Start
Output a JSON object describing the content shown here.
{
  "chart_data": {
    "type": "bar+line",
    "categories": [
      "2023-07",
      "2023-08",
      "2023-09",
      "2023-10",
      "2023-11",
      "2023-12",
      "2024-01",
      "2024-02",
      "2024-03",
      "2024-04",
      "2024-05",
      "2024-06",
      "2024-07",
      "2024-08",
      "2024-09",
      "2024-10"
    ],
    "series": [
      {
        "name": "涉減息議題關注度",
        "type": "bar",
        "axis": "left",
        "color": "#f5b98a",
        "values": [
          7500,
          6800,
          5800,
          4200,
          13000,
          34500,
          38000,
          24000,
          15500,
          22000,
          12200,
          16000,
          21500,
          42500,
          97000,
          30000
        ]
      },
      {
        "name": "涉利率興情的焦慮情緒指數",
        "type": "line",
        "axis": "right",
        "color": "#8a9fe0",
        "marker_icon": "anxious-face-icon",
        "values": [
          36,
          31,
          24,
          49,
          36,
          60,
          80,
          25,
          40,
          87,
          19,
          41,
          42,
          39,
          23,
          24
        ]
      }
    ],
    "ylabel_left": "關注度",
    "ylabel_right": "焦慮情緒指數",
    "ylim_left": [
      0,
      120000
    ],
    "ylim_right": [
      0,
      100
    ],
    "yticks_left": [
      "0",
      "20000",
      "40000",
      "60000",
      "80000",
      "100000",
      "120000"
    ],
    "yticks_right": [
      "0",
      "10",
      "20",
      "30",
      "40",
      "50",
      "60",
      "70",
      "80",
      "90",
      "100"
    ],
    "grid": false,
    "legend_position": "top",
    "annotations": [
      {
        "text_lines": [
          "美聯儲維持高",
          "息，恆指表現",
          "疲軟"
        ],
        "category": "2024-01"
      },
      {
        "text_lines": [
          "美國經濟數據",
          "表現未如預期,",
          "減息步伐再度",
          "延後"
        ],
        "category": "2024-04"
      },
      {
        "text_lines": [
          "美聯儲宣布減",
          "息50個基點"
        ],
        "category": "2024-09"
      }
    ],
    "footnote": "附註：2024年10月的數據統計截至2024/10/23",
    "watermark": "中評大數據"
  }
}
End
• _Prompt_
Set all of the records down again, exactly as they stand.

• _Exercise answer_
Output a JSON object describing the content shown here.
{
  "chart_data": {
    "type": "bar+line",
    "categories": [
      "2023-07",
      "2023-08",
      "2023-09",
      "2023-10",
      "2023-11",
      "2023-12",
      "2024-01",
      "2024-02",
      "2024-03",
      "2024-04",
      "2024-05",
      "2024-06",
      "2024-07",
      "2024-08",
      "2024-09",
      "2024-10"
    ],
    "series": [
      {
        "name": "涉減息議題關注度",
        "type": "bar",
        "axis": "left",
        "color": "#f5b98a",
        "values": [
          7500,
          6800,
          5800,
          4200,
          13000,
          34500,
          38000,
          24000,
          15500,
          22000,
          12200,
          16000,
          21500,
          42500,
          97000,
          30000
        ]
      },
      {
        "name": "涉利率興情的焦慮情緒指數",
        "type": "line",
        "axis": "right",
        "color": "#8a9fe0",
        "marker_icon": "anxious-face-icon",
        "values": [
          36,
          31,
          24,
          49,
          36,
          60,
          80,
          25,
          40,
          87,
          19,
          41,
          42,
          39,
          23,
          24
        ]
      }
    ],
    "ylabel_left": "關注度",
    "ylabel_right": "焦慮情緒指數",
    "ylim_left": [
      0,
      120000
    ],
    "ylim_right": [
      0,
      100
    ],
    "yticks_left": [
      "0",
      "20000",
      "40000",
      "60000",
      "80000",
      "100000",
      "120000"
    ],
    "yticks_right": [
      "0",
      "10",
      "20",
      "30",
      "40",
      "50",
      "60",
      "70",
      "80",
      "90",
      "100"
    ],
    "grid": false,
    "legend_position": "top",
    "annotations": [
      {
        "text_lines": [
          "美聯儲維持高",
          "息，恆指表現",
          "疲軟"
        ],
        "category": "2024-01"
      },
      {
        "text_lines": [
          "美國經濟數據",
          "表現未如預期,",
          "減息步伐再度",
          "延後"
        ],
        "category": "2024-04"
      },
      {
        "text_lines": [
          "美聯儲宣布減",
          "息50個基點"
        ],
        "category": "2024-09"
      }
    ],
    "footnote": "附註：2024年10月的數據統計截至2024/10/23",
    "watermark": "中評大數據"
  }
}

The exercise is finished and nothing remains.